[Figure record listings]
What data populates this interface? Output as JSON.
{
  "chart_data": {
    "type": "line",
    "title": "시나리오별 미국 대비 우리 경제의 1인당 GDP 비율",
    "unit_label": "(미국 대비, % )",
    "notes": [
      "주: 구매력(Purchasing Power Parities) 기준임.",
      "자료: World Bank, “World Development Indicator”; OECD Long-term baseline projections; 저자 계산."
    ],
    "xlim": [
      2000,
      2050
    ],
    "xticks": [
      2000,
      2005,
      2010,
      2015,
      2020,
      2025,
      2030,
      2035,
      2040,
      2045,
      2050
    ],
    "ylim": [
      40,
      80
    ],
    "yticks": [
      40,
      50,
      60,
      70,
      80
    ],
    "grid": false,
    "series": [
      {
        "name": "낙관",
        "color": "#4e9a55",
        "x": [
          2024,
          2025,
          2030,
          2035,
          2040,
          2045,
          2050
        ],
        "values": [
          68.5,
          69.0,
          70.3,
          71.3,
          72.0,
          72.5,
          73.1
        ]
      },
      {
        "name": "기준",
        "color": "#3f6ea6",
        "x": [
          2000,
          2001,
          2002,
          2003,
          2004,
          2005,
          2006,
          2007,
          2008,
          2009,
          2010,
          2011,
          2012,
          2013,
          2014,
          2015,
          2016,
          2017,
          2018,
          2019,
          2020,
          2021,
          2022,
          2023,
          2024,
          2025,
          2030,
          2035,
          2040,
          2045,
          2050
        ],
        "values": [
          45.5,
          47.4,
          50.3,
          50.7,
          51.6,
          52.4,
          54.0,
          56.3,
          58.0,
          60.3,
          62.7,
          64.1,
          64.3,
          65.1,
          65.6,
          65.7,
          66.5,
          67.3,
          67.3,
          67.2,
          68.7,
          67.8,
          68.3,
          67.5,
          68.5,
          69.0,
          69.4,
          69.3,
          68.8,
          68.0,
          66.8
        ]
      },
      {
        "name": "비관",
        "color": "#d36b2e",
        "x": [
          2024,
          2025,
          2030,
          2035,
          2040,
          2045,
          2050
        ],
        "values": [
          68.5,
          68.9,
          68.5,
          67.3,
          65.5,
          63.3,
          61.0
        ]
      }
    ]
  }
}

Your instructions. Repeat each entry word for word.

Complete output.
What data populates this interface? Output as JSON.
{
  "chart_data": {
    "type": "line",
    "title": "시나리오별 미국 대비 우리 경제의 1인당 GDP 비율",
    "unit_label": "(미국 대비, % )",
    "notes": [
      "주: 구매력(Purchasing Power Parities) 기준임.",
      "자료: World Bank, “World Development Indicator”; OECD Long-term baseline projections; 저자 계산."
    ],
    "xlim": [
      2000,
      2050
    ],
    "xticks": [
      2000,
      2005,
      2010,
      2015,
      2020,
      2025,
      2030,
      2035,
      2040,
      2045,
      2050
    ],
    "ylim": [
      40,
      80
    ],
    "yticks": [
      40,
      50,
      60,
      70,
      80
    ],
    "grid": false,
    "series": [
      {
        "name": "낙관",
        "color": "#4e9a55",
        "x": [
          2024,
          2025,
          2030,
          2035,
          2040,
          2045,
          2050
        ],
        "values": [
          68.5,
          69.0,
          70.3,
          71.3,
          72.0,
          72.5,
          73.1
        ]
      },
      {
        "name": "기준",
        "color": "#3f6ea6",
        "x": [
          2000,
          2001,
          2002,
          2003,
          2004,
          2005,
          2006,
          2007,
          2008,
          2009,
          2010,
          2011,
          2012,
          2013,
          2014,
          2015,
          2016,
          2017,
          2018,
          2019,
          2020,
          2021,
          2022,
          2023,
          2024,
          2025,
          2030,
          2035,
          2040,
          2045,
          2050
        ],
        "values": [
          45.5,
          47.4,
          50.3,
          50.7,
          51.6,
          52.4,
          54.0,
          56.3,
          58.0,
          60.3,
          62.7,
          64.1,
          64.3,
          65.1,
          65.6,
          65.7,
          66.5,
          67.3,
          67.3,
          67.2,
          68.7,
          67.8,
          68.3,
          67.5,
          68.5,
          69.0,
          69.4,
          69.3,
          68.8,
          68.0,
          66.8
        ]
      },
      {
        "name": "비관",
        "color": "#d36b2e",
        "x": [
          2024,
          2025,
          2030,
          2035,
          2040,
          2045,
          2050
        ],
        "values": [
          68.5,
          68.9,
          68.5,
          67.3,
          65.5,
          63.3,
          61.0
        ]
      }
    ]
  }
}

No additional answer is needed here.